Look for the word "rubros" in the entries below, then copy every line that has it.

======== Data provided

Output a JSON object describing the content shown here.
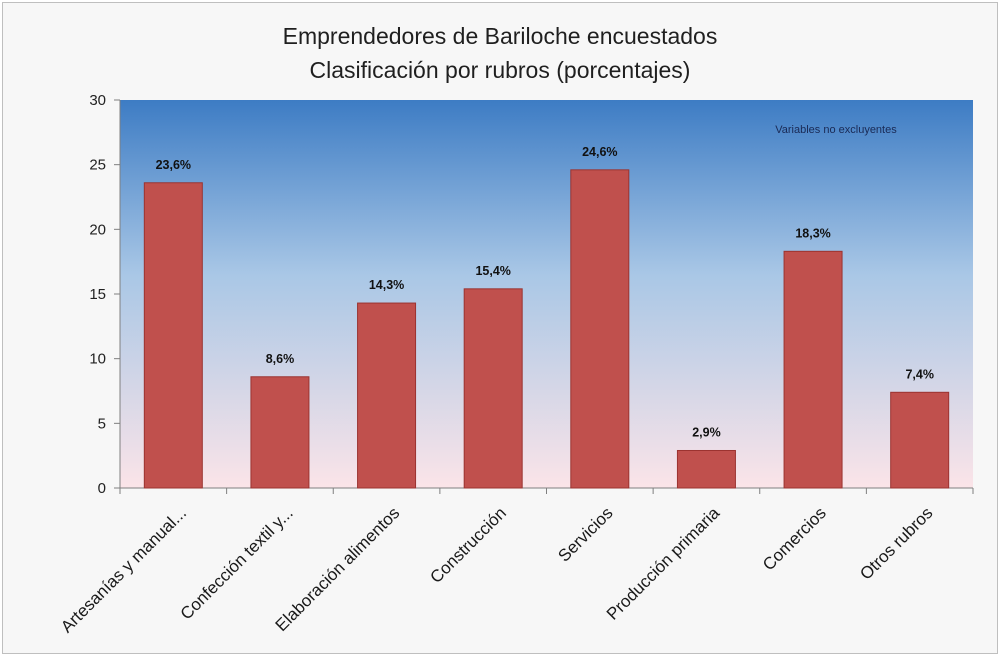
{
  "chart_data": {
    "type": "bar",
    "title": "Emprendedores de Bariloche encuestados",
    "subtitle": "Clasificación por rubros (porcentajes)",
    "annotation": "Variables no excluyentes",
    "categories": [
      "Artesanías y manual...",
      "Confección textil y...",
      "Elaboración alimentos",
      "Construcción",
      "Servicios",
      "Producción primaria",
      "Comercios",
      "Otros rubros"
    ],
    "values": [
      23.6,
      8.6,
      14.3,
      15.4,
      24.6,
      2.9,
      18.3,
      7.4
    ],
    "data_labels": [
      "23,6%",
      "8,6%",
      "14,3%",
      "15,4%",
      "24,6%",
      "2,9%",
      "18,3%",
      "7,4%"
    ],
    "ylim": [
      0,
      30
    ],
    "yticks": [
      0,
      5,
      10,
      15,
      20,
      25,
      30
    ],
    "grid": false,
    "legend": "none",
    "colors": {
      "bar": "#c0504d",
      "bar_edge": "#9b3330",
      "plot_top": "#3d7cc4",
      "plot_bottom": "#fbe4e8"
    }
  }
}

================
======== Data provided

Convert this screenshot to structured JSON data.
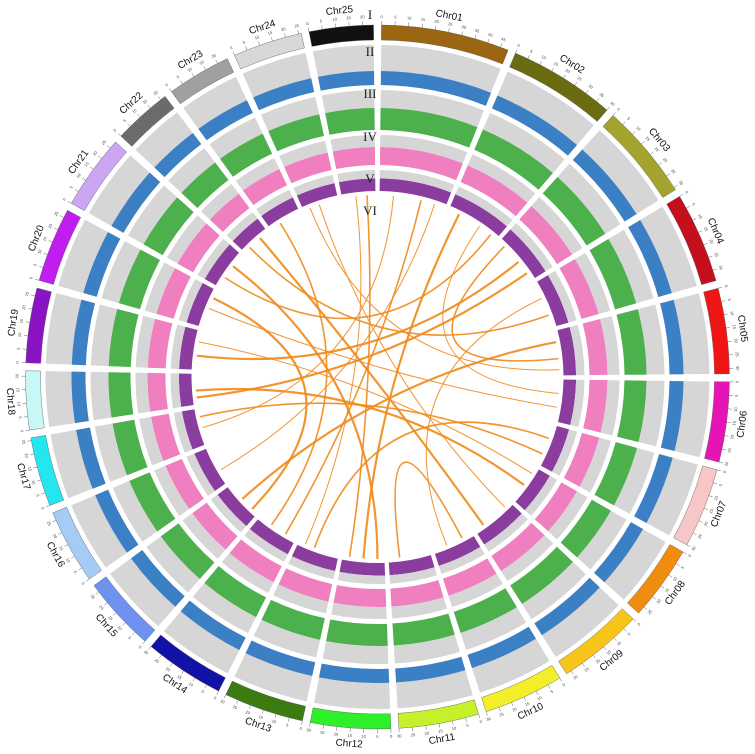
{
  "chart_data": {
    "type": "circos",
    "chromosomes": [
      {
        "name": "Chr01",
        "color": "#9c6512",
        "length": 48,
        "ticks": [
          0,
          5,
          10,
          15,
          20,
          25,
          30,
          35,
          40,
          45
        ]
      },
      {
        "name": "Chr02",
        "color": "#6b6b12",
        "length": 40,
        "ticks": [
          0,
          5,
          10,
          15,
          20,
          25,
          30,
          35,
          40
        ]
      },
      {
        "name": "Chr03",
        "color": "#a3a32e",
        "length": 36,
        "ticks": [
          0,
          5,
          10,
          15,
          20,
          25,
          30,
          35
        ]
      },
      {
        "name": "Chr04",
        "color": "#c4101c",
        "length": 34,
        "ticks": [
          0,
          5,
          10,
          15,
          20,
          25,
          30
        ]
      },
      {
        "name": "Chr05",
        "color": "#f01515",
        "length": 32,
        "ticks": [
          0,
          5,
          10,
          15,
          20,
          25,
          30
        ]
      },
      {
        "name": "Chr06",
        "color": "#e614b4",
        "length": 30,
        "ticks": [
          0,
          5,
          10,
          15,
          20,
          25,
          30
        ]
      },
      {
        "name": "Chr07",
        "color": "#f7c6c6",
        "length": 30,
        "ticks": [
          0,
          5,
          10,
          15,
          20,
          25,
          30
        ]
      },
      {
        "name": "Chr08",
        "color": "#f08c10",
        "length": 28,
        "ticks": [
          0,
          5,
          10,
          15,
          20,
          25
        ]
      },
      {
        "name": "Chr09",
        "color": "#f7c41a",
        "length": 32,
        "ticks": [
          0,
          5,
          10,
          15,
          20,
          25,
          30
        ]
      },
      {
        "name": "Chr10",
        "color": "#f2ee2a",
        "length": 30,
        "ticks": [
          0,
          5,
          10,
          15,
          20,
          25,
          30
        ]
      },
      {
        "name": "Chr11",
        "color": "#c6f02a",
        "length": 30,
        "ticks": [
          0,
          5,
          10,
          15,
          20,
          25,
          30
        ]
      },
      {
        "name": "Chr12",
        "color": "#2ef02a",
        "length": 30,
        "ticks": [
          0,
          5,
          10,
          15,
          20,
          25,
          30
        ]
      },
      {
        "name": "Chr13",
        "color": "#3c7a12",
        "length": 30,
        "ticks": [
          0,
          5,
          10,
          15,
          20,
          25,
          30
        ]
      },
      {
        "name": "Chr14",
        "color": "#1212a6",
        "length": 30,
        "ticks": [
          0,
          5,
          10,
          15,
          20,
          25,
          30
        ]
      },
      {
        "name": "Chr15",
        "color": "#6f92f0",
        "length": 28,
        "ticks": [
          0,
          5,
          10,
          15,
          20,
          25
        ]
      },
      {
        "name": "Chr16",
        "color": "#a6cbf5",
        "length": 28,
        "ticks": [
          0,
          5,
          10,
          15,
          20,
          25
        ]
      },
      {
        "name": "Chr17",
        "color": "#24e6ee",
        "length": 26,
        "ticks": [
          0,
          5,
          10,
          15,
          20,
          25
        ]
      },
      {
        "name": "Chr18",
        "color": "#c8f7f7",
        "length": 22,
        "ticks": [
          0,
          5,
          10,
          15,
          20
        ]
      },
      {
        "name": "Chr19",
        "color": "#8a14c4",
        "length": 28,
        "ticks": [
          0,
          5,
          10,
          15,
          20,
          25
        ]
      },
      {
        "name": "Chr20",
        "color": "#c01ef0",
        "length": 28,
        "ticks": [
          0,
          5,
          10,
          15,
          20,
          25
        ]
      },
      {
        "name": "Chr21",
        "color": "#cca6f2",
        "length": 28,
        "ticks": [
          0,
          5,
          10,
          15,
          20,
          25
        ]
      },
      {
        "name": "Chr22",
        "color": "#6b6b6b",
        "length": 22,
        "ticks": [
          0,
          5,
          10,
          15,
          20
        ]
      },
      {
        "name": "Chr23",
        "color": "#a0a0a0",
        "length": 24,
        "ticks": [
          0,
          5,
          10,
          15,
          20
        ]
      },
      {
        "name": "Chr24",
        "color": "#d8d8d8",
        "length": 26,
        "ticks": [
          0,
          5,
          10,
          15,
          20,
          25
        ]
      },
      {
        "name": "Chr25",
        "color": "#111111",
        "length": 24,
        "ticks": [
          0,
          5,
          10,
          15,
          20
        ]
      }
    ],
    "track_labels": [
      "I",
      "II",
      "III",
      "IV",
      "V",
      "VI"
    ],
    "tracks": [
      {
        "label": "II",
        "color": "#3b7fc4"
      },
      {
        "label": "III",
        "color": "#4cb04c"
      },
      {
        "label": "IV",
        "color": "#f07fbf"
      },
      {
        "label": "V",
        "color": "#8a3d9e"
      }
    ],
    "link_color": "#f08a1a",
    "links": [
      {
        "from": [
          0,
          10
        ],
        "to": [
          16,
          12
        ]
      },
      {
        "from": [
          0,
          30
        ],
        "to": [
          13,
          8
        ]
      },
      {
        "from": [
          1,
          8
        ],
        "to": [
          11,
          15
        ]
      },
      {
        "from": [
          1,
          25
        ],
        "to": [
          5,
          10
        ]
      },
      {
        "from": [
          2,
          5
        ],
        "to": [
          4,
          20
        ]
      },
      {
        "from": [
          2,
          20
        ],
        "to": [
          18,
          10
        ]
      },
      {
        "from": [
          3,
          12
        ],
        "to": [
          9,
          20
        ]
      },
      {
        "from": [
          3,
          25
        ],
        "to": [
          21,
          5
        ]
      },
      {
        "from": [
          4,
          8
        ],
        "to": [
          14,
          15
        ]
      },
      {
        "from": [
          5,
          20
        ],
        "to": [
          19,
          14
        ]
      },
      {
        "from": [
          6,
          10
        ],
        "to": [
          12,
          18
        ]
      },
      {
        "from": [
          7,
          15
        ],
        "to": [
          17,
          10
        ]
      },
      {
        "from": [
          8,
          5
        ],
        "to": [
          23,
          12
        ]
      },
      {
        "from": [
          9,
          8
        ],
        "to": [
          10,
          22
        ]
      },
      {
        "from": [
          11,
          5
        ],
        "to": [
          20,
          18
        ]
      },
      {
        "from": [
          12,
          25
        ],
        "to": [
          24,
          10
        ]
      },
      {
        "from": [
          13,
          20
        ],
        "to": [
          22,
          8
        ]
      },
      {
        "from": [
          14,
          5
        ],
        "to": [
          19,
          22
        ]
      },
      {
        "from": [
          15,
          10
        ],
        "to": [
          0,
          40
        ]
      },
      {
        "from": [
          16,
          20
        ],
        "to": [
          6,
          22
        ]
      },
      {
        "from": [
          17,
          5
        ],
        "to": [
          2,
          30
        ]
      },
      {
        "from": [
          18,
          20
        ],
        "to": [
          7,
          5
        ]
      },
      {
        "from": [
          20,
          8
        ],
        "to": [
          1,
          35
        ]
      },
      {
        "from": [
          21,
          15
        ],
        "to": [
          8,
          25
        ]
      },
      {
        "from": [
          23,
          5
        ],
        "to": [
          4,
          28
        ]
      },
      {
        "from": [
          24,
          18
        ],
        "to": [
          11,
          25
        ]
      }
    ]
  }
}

================

**Answer:**
    "subtitle": "Clasificación por rubros (porcentajes)",
      "Otros rubros"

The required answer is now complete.